(Saved data entries)
>>

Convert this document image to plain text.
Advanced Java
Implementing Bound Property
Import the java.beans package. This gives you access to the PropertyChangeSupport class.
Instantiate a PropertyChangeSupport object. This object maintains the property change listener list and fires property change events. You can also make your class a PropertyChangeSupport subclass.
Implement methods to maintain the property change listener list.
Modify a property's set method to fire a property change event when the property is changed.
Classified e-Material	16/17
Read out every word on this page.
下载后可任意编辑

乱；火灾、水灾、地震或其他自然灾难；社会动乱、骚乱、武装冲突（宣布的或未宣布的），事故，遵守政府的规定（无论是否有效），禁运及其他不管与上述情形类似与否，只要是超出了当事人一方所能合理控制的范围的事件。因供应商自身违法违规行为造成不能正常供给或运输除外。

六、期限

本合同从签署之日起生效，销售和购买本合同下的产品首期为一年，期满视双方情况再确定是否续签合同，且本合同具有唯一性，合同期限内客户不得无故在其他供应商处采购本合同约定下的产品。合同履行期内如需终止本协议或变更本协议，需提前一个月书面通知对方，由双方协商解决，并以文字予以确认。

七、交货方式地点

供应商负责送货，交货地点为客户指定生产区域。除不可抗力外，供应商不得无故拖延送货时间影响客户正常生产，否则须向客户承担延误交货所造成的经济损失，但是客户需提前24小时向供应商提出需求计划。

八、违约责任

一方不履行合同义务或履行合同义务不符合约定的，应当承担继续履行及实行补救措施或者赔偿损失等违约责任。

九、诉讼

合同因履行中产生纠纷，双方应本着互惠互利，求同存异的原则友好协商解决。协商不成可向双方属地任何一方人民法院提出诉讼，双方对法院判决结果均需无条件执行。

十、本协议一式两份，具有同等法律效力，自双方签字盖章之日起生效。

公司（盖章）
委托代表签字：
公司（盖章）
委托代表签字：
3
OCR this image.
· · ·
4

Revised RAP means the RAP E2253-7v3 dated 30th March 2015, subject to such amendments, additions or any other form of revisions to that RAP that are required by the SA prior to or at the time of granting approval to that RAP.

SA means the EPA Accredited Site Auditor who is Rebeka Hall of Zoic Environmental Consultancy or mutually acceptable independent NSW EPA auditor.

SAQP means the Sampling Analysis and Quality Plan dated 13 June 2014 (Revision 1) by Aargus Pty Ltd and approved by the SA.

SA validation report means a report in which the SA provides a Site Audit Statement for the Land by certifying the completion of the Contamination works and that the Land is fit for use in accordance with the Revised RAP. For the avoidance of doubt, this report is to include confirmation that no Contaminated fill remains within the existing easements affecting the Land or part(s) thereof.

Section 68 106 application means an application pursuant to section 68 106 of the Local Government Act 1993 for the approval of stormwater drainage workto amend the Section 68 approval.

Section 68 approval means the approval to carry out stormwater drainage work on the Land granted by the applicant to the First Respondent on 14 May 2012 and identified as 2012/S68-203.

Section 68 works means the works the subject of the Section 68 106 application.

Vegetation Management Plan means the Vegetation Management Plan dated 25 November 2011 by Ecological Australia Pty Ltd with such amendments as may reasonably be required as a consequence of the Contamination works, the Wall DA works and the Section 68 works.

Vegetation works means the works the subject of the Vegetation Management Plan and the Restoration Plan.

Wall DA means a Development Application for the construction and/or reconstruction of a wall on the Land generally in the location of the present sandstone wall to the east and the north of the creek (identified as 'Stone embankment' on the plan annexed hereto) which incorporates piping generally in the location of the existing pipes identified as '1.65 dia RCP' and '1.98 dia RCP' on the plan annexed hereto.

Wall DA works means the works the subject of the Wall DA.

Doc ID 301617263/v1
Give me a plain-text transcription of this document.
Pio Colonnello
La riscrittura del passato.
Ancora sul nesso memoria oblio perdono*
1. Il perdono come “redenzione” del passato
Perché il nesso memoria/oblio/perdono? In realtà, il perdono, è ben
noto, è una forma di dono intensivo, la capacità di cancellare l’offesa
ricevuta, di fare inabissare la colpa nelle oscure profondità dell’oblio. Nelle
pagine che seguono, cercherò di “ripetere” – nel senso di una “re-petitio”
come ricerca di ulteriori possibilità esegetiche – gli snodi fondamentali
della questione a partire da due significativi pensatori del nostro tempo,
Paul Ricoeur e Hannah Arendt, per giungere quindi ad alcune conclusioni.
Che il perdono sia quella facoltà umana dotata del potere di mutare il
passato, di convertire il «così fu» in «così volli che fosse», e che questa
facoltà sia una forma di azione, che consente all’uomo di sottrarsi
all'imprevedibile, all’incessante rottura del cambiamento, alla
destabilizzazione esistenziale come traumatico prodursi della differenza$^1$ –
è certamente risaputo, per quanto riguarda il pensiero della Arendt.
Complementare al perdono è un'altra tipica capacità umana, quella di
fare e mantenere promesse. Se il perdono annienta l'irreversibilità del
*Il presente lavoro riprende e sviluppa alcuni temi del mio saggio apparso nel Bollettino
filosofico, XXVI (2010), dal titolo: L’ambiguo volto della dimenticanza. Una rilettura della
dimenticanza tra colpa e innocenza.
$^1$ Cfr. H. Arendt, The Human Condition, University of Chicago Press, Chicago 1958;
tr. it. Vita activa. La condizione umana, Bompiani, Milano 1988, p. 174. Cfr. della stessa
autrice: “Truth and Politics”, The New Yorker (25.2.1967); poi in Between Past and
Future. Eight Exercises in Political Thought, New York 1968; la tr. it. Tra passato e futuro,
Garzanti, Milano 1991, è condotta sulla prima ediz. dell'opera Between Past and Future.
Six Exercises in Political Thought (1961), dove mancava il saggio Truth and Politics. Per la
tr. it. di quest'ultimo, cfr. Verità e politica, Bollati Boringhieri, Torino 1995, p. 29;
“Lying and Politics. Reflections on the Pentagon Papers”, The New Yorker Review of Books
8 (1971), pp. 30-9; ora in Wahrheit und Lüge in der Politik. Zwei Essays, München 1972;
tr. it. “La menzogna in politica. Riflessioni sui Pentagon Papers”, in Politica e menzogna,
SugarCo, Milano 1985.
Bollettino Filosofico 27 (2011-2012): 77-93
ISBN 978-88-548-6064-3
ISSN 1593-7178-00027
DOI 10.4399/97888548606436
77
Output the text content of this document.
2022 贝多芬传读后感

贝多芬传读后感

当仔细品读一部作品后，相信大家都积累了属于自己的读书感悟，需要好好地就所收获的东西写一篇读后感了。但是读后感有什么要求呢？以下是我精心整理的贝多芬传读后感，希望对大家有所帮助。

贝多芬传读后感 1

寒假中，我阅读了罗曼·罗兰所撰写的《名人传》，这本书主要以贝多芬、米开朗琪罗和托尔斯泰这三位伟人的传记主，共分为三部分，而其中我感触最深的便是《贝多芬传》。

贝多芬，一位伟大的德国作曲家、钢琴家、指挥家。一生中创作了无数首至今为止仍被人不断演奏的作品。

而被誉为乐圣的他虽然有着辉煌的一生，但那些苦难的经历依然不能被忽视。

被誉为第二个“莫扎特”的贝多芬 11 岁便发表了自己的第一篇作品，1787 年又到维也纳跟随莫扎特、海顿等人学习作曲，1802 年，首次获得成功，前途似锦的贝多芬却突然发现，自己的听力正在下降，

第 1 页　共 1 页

<<

▸ Task directions
Find each line in the records holding the string "saggio" and show it.

▸ Finished task
*Il presente lavoro riprende e sviluppa alcuni temi del mio saggio apparso nel Bollettino
Six Exercises in Political Thought (1961), dove mancava il saggio Truth and Politics. Per la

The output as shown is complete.